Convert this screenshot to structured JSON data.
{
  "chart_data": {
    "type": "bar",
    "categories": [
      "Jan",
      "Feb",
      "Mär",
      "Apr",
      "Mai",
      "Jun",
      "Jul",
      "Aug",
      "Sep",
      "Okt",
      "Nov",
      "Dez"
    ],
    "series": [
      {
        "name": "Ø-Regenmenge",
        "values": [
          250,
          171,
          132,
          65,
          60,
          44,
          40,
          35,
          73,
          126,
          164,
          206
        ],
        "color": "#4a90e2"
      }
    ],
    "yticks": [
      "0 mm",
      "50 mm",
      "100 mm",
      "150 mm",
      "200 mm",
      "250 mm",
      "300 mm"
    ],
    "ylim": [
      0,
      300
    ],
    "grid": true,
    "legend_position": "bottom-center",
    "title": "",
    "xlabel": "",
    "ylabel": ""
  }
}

****************

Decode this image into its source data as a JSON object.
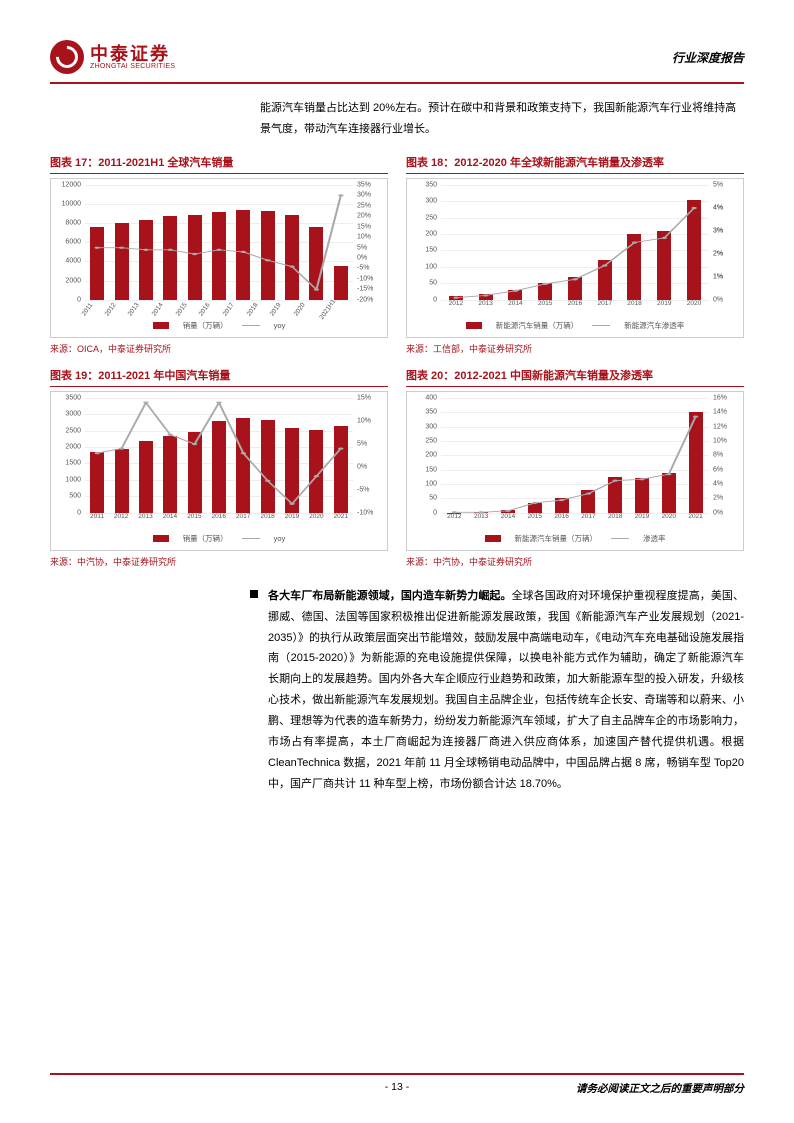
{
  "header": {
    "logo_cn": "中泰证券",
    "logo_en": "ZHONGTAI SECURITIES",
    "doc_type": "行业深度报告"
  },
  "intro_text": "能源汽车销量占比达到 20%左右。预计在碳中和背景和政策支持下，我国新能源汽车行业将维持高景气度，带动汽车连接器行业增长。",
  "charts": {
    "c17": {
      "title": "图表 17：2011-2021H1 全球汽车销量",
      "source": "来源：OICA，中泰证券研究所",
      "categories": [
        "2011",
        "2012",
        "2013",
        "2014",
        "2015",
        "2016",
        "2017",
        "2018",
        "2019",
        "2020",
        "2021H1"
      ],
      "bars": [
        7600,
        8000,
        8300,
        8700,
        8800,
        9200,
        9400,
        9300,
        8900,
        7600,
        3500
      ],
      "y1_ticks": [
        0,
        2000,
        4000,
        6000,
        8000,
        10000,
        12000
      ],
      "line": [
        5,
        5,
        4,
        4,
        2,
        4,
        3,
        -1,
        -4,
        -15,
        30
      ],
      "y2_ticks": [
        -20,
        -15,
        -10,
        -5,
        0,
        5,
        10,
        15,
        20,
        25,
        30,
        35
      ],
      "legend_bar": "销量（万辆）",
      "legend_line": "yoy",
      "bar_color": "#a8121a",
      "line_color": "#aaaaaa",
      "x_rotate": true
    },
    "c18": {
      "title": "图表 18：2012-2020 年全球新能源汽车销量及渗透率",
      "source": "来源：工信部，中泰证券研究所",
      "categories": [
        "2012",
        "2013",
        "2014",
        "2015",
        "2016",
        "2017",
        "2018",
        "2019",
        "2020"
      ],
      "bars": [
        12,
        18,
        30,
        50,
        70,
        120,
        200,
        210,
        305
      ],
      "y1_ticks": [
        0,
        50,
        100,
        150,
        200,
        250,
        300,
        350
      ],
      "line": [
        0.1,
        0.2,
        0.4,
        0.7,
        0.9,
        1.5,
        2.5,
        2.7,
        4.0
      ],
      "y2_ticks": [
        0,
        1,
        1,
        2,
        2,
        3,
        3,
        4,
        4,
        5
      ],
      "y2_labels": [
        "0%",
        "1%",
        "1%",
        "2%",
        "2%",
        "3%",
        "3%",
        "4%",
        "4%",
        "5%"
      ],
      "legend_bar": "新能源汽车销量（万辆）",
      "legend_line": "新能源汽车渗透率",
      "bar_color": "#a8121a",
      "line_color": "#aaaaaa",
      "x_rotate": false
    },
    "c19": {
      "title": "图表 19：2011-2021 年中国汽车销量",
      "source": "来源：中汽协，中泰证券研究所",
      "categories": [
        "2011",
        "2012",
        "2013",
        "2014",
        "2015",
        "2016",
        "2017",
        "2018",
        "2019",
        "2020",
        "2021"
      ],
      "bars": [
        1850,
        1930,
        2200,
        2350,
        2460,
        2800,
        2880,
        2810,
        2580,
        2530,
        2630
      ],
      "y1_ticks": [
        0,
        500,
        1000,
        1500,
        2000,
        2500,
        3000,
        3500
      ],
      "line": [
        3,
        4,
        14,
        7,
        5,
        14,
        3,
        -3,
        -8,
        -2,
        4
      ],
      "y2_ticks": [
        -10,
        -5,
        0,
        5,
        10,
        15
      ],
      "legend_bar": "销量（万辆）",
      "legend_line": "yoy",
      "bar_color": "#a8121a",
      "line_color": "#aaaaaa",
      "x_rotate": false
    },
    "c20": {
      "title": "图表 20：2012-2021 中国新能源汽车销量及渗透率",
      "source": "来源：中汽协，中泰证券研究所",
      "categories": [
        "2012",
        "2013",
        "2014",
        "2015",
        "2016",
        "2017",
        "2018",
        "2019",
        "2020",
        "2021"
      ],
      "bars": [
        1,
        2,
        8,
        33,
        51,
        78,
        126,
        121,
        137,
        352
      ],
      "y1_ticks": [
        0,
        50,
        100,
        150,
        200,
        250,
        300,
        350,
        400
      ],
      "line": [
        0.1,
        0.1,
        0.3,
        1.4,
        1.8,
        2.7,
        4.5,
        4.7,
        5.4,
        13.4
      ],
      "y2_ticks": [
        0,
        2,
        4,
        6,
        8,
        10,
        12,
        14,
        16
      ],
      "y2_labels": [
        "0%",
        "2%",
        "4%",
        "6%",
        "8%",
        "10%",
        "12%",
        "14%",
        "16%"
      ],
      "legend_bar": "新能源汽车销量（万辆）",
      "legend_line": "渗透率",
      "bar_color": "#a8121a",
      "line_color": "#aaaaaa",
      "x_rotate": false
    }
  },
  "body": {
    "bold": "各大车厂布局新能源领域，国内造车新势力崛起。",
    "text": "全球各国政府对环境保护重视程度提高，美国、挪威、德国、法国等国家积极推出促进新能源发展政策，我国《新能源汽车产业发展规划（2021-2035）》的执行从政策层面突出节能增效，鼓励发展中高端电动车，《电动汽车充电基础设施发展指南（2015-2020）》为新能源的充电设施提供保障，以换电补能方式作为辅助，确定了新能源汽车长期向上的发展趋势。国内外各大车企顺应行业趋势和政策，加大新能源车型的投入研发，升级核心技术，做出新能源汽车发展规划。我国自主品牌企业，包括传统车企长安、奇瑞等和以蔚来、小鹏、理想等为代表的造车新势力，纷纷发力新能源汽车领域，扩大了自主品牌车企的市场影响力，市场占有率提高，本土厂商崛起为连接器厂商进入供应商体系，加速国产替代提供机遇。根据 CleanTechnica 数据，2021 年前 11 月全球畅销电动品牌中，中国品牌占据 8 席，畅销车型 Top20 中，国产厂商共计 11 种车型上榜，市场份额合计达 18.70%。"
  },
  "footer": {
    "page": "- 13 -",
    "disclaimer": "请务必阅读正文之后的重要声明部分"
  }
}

****************

List every line above that contains the word "title".

    "title": "",
      "title": "图表 17：2011-2021H1 全球汽车销量",
      "title": "图表 18：2012-2020 年全球新能源汽车销量及渗透率",
      "title": "图表 19：2011-2021 年中国汽车销量",
      "title": "图表 20：2012-2021 中国新能源汽车销量及渗透率",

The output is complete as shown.